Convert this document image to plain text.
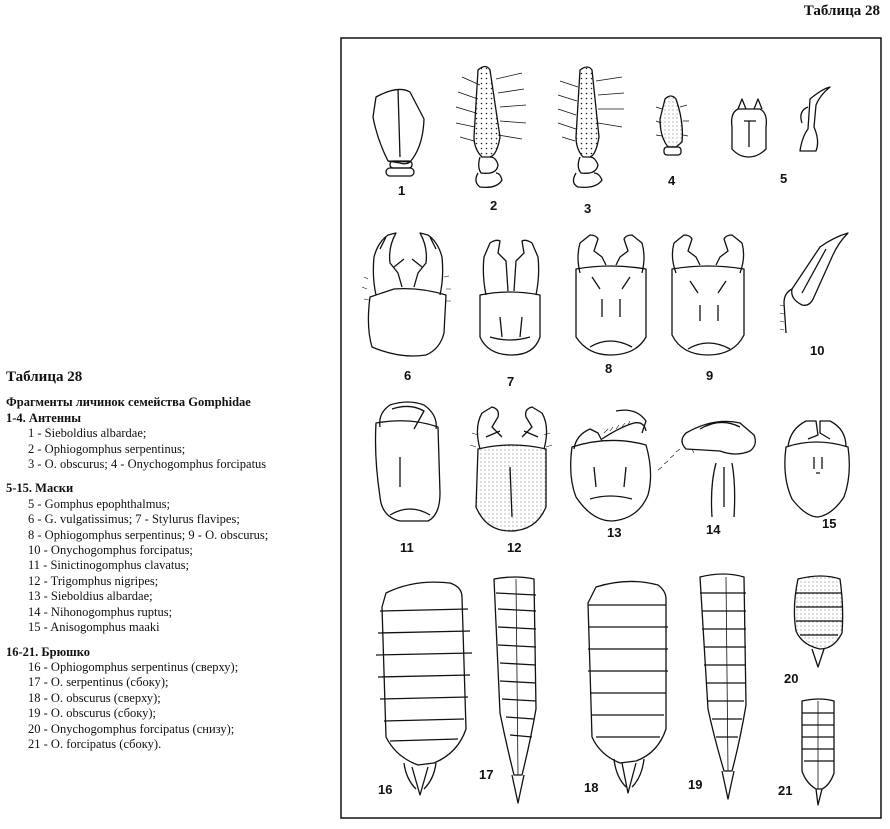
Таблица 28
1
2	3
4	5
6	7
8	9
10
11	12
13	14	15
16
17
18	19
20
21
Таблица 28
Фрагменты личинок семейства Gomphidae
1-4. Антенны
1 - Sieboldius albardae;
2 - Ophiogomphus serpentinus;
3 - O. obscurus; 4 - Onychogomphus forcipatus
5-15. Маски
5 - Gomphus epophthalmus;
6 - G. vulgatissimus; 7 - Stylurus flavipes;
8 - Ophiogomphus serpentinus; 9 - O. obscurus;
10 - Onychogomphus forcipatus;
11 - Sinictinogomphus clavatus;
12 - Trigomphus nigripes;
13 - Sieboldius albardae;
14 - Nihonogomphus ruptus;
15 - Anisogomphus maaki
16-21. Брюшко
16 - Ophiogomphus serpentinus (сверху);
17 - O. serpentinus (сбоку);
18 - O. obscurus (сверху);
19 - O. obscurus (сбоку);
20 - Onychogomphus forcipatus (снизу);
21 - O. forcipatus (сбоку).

> **What is being asked**
Your task is to retype all the entries exactly and leave out any pictures.

> **Task answer**
Convert this document image to plain text.
Таблица 28
1
2	3
4	5
6	7
8	9
10
11	12
13	14	15
16
17
18	19
20
21
Таблица 28
Фрагменты личинок семейства Gomphidae
1-4. Антенны
1 - Sieboldius albardae;
2 - Ophiogomphus serpentinus;
3 - O. obscurus; 4 - Onychogomphus forcipatus
5-15. Маски
5 - Gomphus epophthalmus;
6 - G. vulgatissimus; 7 - Stylurus flavipes;
8 - Ophiogomphus serpentinus; 9 - O. obscurus;
10 - Onychogomphus forcipatus;
11 - Sinictinogomphus clavatus;
12 - Trigomphus nigripes;
13 - Sieboldius albardae;
14 - Nihonogomphus ruptus;
15 - Anisogomphus maaki
16-21. Брюшко
16 - Ophiogomphus serpentinus (сверху);
17 - O. serpentinus (сбоку);
18 - O. obscurus (сверху);
19 - O. obscurus (сбоку);
20 - Onychogomphus forcipatus (снизу);
21 - O. forcipatus (сбоку).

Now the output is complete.